Task objective
Check each line of the records below and collect those that include the word "name".

▽

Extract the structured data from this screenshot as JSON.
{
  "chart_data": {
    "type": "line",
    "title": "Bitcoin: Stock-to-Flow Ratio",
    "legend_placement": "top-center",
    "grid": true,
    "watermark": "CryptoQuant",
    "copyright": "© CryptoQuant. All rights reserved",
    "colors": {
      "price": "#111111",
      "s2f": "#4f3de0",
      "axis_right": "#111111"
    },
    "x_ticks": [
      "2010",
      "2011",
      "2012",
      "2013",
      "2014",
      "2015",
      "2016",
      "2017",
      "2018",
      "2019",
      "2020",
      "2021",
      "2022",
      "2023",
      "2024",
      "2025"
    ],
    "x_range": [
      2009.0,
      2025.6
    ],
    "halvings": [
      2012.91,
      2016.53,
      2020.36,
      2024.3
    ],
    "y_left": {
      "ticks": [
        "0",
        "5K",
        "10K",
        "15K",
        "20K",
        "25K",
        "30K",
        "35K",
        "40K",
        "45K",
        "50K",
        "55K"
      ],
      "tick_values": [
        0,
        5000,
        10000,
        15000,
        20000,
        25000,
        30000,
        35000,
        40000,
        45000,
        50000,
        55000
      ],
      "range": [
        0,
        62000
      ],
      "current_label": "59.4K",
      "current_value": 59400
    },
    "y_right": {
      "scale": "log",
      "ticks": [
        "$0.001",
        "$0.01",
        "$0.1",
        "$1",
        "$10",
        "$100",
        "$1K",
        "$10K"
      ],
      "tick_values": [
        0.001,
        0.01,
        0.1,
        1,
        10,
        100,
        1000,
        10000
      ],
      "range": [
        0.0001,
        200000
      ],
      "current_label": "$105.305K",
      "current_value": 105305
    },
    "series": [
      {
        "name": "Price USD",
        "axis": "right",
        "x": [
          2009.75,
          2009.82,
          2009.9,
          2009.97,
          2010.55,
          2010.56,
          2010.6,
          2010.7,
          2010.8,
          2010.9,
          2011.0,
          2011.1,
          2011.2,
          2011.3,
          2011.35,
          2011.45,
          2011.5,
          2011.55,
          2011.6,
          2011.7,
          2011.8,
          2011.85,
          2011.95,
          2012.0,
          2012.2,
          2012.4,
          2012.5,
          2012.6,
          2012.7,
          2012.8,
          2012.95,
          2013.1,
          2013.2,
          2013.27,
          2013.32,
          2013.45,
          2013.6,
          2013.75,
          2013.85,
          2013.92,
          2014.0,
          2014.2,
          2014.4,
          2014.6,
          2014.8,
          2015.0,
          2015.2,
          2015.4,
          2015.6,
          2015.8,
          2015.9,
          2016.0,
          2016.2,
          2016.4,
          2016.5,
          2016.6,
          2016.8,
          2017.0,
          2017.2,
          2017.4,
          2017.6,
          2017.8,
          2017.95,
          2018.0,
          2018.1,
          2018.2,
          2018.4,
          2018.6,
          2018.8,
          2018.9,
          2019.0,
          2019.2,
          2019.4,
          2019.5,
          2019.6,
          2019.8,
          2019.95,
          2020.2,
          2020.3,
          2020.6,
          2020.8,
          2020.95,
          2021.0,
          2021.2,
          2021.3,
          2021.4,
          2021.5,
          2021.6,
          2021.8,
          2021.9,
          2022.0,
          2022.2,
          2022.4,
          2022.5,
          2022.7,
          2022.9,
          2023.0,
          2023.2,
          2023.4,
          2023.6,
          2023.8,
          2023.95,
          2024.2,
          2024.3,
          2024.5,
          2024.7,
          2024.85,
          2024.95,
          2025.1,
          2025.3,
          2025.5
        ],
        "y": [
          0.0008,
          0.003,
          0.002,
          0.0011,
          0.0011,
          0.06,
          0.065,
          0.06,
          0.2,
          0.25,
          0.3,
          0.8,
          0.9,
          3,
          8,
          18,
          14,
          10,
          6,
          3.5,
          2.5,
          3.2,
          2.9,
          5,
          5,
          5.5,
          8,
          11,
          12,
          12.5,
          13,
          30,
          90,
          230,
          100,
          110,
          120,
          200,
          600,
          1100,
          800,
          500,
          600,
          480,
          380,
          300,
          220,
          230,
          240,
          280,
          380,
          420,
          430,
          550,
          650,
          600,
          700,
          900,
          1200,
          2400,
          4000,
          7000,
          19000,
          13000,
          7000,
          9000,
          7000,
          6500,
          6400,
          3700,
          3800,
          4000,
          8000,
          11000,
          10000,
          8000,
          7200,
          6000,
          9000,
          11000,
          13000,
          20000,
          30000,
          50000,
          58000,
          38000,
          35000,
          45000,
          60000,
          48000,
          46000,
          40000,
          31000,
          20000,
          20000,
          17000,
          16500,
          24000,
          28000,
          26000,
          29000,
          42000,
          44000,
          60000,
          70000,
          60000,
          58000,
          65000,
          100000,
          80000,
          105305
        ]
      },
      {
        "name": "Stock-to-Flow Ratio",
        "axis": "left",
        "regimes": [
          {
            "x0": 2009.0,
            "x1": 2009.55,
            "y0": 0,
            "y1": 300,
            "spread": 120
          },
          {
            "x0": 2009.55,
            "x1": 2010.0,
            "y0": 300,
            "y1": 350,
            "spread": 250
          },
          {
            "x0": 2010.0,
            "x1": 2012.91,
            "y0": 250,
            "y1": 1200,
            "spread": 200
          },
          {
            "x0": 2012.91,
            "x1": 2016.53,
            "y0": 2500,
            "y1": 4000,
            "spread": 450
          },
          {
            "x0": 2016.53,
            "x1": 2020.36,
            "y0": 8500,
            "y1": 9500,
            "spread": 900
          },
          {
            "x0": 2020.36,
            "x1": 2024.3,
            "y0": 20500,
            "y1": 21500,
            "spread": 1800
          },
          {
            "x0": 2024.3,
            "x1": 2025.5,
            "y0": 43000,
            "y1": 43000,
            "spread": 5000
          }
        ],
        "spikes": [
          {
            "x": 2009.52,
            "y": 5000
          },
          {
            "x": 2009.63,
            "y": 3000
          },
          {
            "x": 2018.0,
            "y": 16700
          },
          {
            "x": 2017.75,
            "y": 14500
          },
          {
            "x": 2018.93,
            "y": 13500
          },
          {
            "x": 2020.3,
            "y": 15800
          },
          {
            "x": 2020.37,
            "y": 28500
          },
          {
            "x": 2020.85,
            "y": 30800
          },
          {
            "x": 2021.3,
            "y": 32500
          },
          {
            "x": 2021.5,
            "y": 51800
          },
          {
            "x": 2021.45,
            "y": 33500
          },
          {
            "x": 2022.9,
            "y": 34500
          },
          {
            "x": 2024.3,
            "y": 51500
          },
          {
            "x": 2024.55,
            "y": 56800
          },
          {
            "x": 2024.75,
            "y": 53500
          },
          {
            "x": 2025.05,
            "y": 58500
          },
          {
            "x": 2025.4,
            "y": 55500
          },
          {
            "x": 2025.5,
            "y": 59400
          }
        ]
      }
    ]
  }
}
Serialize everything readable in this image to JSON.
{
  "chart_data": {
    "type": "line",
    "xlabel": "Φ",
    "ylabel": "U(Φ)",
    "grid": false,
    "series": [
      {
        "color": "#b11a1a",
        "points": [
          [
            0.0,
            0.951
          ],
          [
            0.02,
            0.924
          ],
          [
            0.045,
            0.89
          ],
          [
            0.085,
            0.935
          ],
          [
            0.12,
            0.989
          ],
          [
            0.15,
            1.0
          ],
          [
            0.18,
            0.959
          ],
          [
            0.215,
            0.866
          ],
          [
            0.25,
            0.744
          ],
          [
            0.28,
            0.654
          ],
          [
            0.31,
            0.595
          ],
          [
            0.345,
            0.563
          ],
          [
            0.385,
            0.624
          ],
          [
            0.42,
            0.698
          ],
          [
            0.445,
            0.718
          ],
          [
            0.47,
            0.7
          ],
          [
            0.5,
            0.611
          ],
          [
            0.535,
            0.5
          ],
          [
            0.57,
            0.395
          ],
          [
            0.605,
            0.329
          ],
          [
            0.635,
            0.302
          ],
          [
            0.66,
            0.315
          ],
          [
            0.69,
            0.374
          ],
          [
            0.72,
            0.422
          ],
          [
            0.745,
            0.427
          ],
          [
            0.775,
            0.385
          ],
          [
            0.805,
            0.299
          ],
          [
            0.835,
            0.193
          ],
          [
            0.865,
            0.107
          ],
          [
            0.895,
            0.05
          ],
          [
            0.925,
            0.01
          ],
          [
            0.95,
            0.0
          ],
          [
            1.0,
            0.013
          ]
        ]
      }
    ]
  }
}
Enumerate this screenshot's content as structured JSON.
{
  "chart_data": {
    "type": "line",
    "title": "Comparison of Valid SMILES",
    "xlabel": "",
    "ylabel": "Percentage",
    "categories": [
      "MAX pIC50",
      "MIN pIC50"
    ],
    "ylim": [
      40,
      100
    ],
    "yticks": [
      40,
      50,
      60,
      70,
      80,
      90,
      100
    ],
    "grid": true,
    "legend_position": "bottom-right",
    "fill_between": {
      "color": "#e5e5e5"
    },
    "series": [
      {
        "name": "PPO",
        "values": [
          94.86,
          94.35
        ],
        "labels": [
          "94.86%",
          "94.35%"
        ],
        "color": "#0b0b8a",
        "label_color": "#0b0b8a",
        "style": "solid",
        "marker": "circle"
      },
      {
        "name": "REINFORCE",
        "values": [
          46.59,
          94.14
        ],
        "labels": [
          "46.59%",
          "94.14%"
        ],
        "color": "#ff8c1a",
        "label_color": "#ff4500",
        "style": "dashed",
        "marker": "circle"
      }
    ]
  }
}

△

Complete answer
        "name": "Price USD",
        "name": "Stock-to-Flow Ratio",
        "name": "PPO",
        "name": "REINFORCE",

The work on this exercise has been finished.